Check each line of the data for "Школьный" and select those that have it.

─── Provided entries

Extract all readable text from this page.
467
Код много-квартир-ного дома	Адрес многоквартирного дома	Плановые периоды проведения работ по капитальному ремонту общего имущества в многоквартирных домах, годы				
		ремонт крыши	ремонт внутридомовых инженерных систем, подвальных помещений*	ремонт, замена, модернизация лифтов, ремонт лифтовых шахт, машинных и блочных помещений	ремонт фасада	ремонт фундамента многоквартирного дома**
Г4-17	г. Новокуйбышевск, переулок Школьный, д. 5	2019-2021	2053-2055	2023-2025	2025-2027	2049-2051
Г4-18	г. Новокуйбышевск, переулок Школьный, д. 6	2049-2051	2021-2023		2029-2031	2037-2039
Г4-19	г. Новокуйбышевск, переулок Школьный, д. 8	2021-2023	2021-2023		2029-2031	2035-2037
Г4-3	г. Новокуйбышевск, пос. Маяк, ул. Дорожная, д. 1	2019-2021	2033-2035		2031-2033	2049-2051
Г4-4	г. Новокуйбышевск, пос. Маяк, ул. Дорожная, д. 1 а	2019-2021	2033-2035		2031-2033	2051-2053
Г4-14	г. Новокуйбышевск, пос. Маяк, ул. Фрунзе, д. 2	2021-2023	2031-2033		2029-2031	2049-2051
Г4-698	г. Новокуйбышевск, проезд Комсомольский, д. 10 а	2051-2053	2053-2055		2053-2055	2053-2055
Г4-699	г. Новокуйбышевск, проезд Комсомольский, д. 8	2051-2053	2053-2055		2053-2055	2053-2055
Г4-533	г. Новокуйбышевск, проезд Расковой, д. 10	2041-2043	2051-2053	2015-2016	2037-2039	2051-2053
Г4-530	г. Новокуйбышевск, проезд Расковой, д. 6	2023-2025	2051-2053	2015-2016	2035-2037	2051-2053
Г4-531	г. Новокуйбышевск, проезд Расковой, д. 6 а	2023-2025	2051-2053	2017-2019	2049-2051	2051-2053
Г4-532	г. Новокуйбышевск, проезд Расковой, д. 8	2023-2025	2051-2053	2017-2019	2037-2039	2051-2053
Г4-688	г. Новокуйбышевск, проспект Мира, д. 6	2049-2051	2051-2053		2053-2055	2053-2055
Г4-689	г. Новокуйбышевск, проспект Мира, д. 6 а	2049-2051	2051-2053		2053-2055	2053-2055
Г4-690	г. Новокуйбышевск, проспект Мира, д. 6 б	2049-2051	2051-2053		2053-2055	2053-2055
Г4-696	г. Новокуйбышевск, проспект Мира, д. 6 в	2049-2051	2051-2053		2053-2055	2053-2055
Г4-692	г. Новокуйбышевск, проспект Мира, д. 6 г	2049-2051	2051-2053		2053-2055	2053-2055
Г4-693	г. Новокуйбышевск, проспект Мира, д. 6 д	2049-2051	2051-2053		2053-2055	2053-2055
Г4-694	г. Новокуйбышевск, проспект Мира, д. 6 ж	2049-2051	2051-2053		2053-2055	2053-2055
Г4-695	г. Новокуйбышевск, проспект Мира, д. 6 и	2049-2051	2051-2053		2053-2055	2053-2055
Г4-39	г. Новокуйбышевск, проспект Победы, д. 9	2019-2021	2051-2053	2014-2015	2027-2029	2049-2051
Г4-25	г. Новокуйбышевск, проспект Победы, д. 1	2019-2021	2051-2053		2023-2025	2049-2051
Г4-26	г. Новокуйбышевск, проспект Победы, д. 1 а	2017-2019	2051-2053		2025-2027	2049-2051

──────

Exercise response:
Г4-17	г. Новокуйбышевск, переулок Школьный, д. 5	2019-2021	2053-2055	2023-2025	2025-2027	2049-2051
Г4-18	г. Новокуйбышевск, переулок Школьный, д. 6	2049-2051	2021-2023		2029-2031	2037-2039
Г4-19	г. Новокуйбышевск, переулок Школьный, д. 8	2021-2023	2021-2023		2029-2031	2035-2037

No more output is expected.